== Segment start ==

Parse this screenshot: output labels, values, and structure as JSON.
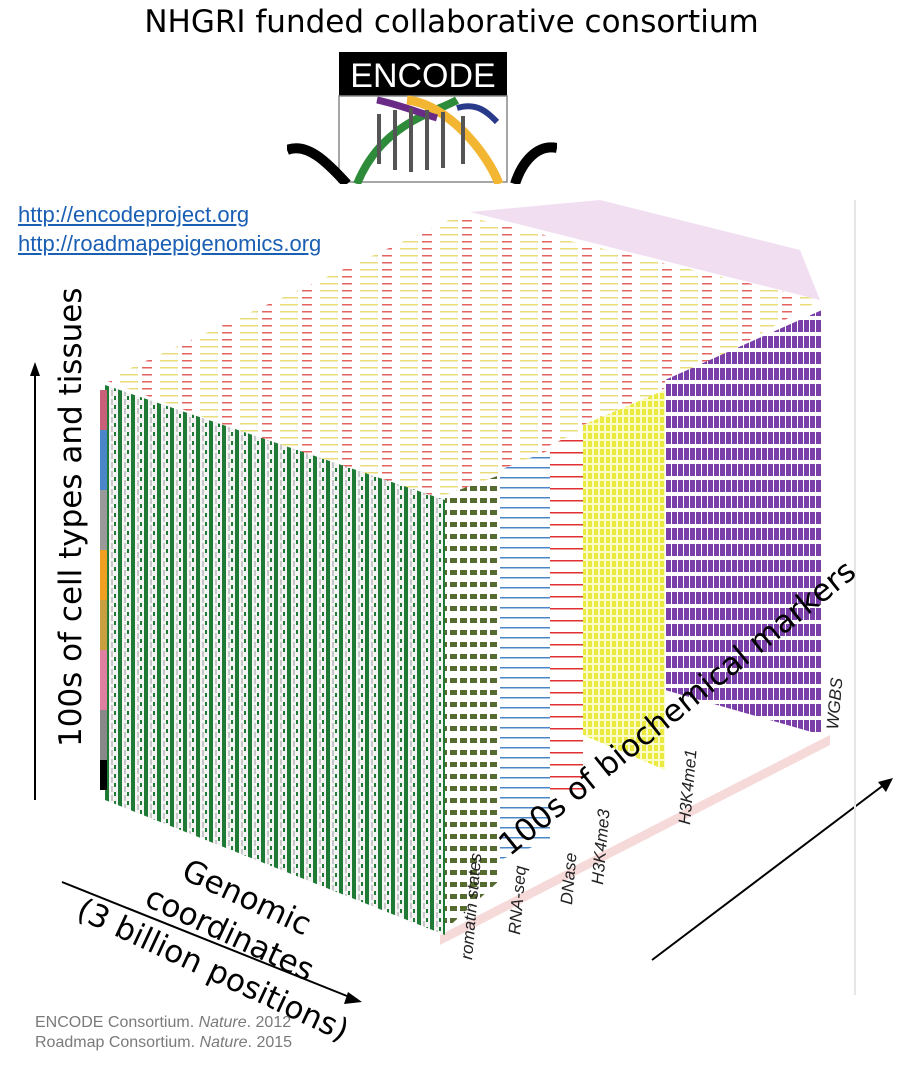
{
  "title": "NHGRI funded collaborative consortium",
  "logo_text": "ENCODE",
  "links": [
    "http://encodeproject.org",
    "http://roadmapepigenomics.org"
  ],
  "axis_cell_types": "100s of cell types and tissues",
  "axis_genomic_line1": "Genomic coordinates",
  "axis_genomic_line2": "(3 billion positions)",
  "axis_biochemical": "100s of biochemical markers",
  "layers": [
    {
      "name": "Chromatin states",
      "visible": "romatin states",
      "color": "#556b2f"
    },
    {
      "name": "RNA-seq",
      "visible": "RNA-seq",
      "color": "#4a86c8"
    },
    {
      "name": "DNase",
      "visible": "DNase",
      "color": "#e03030"
    },
    {
      "name": "H3K4me3",
      "visible": "H3K4me3",
      "color": "#eaea40"
    },
    {
      "name": "H3K4me1",
      "visible": "H3K4me1",
      "color": "#f0b040"
    },
    {
      "name": "WGBS",
      "visible": "WGBS",
      "color": "#7a3fa8"
    }
  ],
  "citations": [
    {
      "source": "ENCODE Consortium. ",
      "journal": "Nature",
      "year": ". 2012"
    },
    {
      "source": "Roadmap Consortium. ",
      "journal": "Nature",
      "year": ". 2015"
    }
  ]
}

== Segment end ==

All of the material above should be set down again exactly, though not its pictures.

WRITTEN ANSWER —
Parse this screenshot: output labels, values, and structure as JSON.
{
  "title": "NHGRI funded collaborative consortium",
  "logo_text": "ENCODE",
  "links": [
    "http://encodeproject.org",
    "http://roadmapepigenomics.org"
  ],
  "axis_cell_types": "100s of cell types and tissues",
  "axis_genomic_line1": "Genomic coordinates",
  "axis_genomic_line2": "(3 billion positions)",
  "axis_biochemical": "100s of biochemical markers",
  "layers": [
    {
      "name": "Chromatin states",
      "visible": "romatin states",
      "color": "#556b2f"
    },
    {
      "name": "RNA-seq",
      "visible": "RNA-seq",
      "color": "#4a86c8"
    },
    {
      "name": "DNase",
      "visible": "DNase",
      "color": "#e03030"
    },
    {
      "name": "H3K4me3",
      "visible": "H3K4me3",
      "color": "#eaea40"
    },
    {
      "name": "H3K4me1",
      "visible": "H3K4me1",
      "color": "#f0b040"
    },
    {
      "name": "WGBS",
      "visible": "WGBS",
      "color": "#7a3fa8"
    }
  ],
  "citations": [
    {
      "source": "ENCODE Consortium. ",
      "journal": "Nature",
      "year": ". 2012"
    },
    {
      "source": "Roadmap Consortium. ",
      "journal": "Nature",
      "year": ". 2015"
    }
  ]
}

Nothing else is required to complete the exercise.